Dataset entries:
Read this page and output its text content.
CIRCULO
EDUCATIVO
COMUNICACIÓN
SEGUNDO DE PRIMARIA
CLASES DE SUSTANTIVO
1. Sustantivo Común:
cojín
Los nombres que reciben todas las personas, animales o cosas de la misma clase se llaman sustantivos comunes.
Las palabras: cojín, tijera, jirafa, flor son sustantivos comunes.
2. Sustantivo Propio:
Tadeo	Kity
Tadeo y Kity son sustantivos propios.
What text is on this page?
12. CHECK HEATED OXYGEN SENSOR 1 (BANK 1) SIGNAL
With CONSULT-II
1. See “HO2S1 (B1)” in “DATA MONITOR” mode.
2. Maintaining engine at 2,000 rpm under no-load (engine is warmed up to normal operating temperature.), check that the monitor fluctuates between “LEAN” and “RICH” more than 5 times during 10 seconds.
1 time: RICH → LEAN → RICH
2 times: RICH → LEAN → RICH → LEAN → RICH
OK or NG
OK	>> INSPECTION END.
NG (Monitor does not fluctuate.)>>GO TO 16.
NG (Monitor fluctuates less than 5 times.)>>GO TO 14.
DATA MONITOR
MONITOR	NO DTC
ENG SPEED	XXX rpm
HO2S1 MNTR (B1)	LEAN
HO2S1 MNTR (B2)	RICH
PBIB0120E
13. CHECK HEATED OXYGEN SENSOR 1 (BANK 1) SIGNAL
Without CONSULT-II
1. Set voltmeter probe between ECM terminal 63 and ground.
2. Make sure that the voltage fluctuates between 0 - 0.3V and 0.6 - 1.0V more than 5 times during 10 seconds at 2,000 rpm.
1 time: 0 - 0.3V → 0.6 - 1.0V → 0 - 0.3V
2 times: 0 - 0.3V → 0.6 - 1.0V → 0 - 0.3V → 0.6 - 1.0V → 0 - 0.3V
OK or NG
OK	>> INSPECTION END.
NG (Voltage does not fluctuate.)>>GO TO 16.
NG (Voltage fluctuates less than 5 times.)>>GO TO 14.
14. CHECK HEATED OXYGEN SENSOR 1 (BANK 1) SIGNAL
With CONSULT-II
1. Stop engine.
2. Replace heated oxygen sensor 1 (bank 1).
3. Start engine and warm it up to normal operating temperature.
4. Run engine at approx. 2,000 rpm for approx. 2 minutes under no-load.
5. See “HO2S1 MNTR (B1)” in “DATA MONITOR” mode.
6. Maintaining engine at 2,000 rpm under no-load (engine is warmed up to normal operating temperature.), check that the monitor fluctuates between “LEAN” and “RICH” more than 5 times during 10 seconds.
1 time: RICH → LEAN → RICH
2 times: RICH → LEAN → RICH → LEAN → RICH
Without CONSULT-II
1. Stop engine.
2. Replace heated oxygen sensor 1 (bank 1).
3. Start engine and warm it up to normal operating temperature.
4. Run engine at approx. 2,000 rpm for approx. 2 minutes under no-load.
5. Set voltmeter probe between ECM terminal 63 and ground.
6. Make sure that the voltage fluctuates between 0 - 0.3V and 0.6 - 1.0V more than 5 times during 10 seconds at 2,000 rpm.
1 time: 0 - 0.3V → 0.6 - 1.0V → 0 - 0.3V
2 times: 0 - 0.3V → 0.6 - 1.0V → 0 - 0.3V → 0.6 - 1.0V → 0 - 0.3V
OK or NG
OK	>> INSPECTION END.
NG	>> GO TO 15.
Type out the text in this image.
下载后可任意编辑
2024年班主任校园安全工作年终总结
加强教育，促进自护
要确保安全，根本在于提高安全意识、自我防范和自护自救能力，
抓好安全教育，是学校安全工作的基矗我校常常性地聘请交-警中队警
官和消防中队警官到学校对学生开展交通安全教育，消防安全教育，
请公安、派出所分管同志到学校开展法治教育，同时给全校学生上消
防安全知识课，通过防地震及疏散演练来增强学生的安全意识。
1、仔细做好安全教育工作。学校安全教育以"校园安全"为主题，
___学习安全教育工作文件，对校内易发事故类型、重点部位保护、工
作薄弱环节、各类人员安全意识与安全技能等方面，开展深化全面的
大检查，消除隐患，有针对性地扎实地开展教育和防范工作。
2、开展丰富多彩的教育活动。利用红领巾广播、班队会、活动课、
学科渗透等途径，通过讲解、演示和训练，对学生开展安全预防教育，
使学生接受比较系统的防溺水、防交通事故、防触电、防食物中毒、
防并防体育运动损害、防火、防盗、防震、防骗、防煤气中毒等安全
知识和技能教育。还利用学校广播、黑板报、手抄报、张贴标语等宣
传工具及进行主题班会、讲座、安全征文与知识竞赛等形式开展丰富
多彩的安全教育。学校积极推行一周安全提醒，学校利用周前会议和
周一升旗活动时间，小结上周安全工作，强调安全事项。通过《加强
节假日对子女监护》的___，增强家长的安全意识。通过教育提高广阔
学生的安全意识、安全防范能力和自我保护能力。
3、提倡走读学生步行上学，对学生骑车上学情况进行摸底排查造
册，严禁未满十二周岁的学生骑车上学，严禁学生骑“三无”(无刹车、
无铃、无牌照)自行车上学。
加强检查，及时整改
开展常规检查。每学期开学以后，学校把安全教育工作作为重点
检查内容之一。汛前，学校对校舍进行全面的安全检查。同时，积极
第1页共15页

DESCRIPTION OF THE TASK ▸
Look above for every line with the word "terminal" and copy it.

PROBLEM SOLUTION ▸
1. Set voltmeter probe between ECM terminal 63 and ground.
5. Set voltmeter probe between ECM terminal 63 and ground.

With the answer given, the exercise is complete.